(Stored dataset items)

^^^^^^^^

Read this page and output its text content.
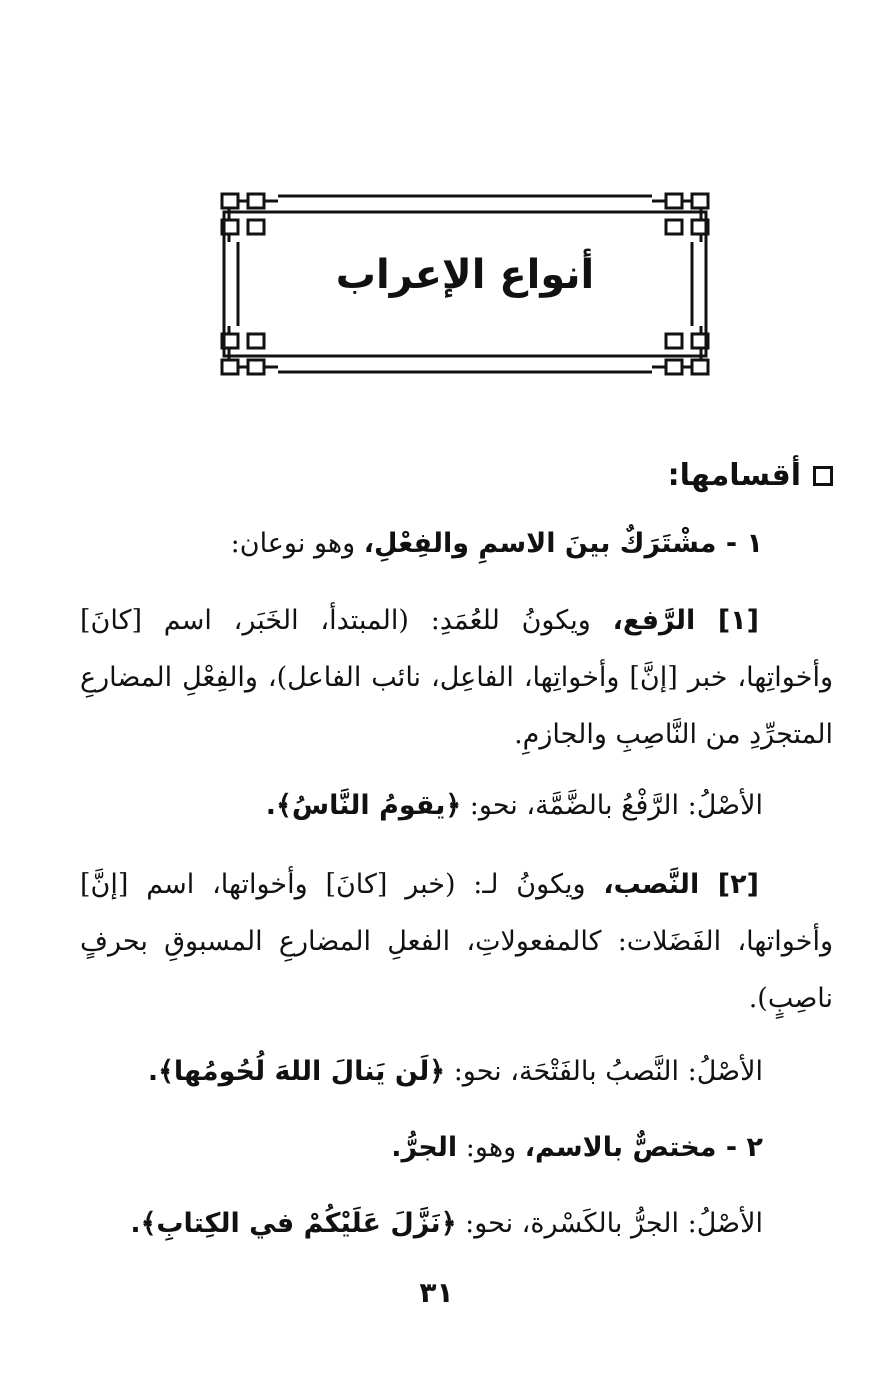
أنواع الإعراب
أقسامها:
١ - مشْتَرَكٌ بينَ الاسمِ والفِعْلِ، وهو نوعان:
[١] الرَّفع، ويكونُ للعُمَدِ: (المبتدأ، الخَبَر، اسم [كانَ] وأخواتِها، خبر [إنَّ] وأخواتِها، الفاعِل، نائب الفاعل)، والفِعْلِ المضارعِ المتجرِّدِ من النَّاصِبِ والجازمِ.
الأصْلُ: الرَّفْعُ بالضَّمَّة، نحو: ﴿يقومُ النَّاسُ﴾.
[٢] النَّصب، ويكونُ لـ: (خبر [كانَ] وأخواتها، اسم [إنَّ] وأخواتها، الفَضَلات: كالمفعولاتِ، الفعلِ المضارعِ المسبوقِ بحرفٍ ناصِبٍ).
الأصْلُ: النَّصبُ بالفَتْحَة، نحو: ﴿لَن يَنالَ اللهَ لُحُومُها﴾.
٢ - مختصٌّ بالاسم، وهو: الجرُّ.
الأصْلُ: الجرُّ بالكَسْرة، نحو: ﴿نَزَّلَ عَلَيْكُمْ في الكِتابِ﴾.
٣١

^^^^^^^^

## Task goal
Write the entries above out in full, exactly, with no images.

## Response
Read this page and output its text content.
أنواع الإعراب
أقسامها:
١ - مشْتَرَكٌ بينَ الاسمِ والفِعْلِ، وهو نوعان:
[١] الرَّفع، ويكونُ للعُمَدِ: (المبتدأ، الخَبَر، اسم [كانَ] وأخواتِها، خبر [إنَّ] وأخواتِها، الفاعِل، نائب الفاعل)، والفِعْلِ المضارعِ المتجرِّدِ من النَّاصِبِ والجازمِ.
الأصْلُ: الرَّفْعُ بالضَّمَّة، نحو: ﴿يقومُ النَّاسُ﴾.
[٢] النَّصب، ويكونُ لـ: (خبر [كانَ] وأخواتها، اسم [إنَّ] وأخواتها، الفَضَلات: كالمفعولاتِ، الفعلِ المضارعِ المسبوقِ بحرفٍ ناصِبٍ).
الأصْلُ: النَّصبُ بالفَتْحَة، نحو: ﴿لَن يَنالَ اللهَ لُحُومُها﴾.
٢ - مختصٌّ بالاسم، وهو: الجرُّ.
الأصْلُ: الجرُّ بالكَسْرة، نحو: ﴿نَزَّلَ عَلَيْكُمْ في الكِتابِ﴾.
٣١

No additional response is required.